- EXERCISE TEXT
--------------------------------------------------

Storm Tips: Israel lobbying organization uses loophole to sponsor trips

Posted by Daimon Eklund on Sept. 28, 2009

A pro-Israel lobbying group has found a loophole in the rules limiting the ability of lobbying groups to pay for congressional travel - a loophole large enough that they are one of the leading sponsors of such travel.

The American Israel Education Foundation (AIEF) paid for more than 50 lawmakers and staff of both parties to travel to Israel in August, according to the trip disclosures in LegiStorm's database. Travelers included House Majority Leader Steny Hoyer (D-Md.) and Rep. Michele Bachmann (R-Minn.).

AIEF is the fundraising arm of the American Israel Public Affairs Committee, or AIPAC, an influential lobbying group. Despite tough rules forbidding congressional travel paid for by lobbyists, AIPAC gets around the ban by having its nonprofit arm pay for the trips.

The House ethics manual states that the travel restrictions "severely limit the ability of Members and staff to accept travel from an entity that employs or retains a registered lobbyist." The only exemptions spelled out in the guidelines are trips sponsored by institutes of higher education.

However, even though AIPAC's primary purpose is lobbying, its nonprofit arm appears to provide a loophole for sponsored travel. AIEF is able to fill out the House's travel sponsor certification form attesting that it "does not retain or employ a registered federal lobbyist."

--------------------------------------------------

- INFORMATION PROVIDED
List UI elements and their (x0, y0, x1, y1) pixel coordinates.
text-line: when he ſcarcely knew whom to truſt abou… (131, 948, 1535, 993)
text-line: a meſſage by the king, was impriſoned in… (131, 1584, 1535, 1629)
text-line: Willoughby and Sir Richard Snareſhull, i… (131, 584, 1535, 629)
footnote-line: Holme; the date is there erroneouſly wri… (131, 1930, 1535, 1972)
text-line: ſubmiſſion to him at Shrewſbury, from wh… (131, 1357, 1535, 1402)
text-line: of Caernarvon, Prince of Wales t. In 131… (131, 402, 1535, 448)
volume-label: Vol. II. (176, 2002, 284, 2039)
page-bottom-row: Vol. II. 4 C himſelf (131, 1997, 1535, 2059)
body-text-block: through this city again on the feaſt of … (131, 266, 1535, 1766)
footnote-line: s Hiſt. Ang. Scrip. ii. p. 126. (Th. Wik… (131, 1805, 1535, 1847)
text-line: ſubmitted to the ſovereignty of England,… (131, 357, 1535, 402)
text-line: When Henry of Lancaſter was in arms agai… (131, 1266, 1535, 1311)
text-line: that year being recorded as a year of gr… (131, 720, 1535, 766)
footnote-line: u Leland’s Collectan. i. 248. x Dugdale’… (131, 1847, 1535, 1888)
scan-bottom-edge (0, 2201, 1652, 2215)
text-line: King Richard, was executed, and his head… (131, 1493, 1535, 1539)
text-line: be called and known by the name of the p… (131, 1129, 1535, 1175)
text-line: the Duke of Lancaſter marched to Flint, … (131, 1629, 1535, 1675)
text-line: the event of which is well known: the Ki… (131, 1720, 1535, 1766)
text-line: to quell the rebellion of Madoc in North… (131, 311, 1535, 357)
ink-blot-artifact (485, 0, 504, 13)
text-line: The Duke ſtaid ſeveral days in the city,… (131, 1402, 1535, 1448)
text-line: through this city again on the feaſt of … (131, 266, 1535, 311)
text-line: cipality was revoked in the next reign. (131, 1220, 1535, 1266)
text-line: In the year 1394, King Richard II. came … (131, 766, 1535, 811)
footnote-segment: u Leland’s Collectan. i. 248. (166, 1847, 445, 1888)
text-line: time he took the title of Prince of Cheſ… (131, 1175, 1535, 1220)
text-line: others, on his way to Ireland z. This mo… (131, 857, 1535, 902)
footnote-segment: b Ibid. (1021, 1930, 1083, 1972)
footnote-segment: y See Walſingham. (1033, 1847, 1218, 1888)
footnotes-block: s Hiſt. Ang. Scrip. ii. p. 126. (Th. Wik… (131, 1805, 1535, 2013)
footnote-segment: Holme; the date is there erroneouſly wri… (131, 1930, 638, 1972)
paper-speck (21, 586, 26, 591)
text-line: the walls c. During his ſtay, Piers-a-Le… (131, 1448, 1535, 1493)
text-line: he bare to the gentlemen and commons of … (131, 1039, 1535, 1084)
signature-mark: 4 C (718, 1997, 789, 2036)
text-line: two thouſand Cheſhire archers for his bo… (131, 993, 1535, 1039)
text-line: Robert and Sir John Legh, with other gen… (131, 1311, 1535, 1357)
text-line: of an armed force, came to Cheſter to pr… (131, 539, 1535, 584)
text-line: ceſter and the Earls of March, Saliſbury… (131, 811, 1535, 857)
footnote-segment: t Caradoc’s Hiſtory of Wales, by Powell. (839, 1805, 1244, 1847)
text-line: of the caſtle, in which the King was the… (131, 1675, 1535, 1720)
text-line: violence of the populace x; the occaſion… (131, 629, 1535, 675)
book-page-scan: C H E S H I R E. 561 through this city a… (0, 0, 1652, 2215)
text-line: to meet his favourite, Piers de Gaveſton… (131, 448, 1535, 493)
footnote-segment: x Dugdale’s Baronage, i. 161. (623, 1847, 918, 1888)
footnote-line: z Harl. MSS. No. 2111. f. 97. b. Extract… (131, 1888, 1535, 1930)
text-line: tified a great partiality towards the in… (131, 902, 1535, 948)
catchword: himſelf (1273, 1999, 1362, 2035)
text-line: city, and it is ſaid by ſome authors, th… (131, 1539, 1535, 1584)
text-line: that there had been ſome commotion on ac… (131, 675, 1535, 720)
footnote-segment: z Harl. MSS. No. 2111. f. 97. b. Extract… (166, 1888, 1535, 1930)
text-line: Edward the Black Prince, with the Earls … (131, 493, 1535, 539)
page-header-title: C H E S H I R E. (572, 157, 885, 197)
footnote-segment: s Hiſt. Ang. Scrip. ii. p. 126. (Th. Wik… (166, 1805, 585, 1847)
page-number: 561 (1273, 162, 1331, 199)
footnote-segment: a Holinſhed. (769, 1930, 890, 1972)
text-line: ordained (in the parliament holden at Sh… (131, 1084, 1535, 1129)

--------------------------------------------------

- ASSIGNMENT
Translate this sentence from the article on congressional travel into Spanish: "AIEF is the fundraising arm of the American Israel Public Affairs Committee, or AIPAC, an influential lobbying group."

- RESULT FOR THIS TASK
AIEF es el brazo de recaudación de fondos del American Israel Public Affairs Committee, o AIPAC, un influyente grupo de presión.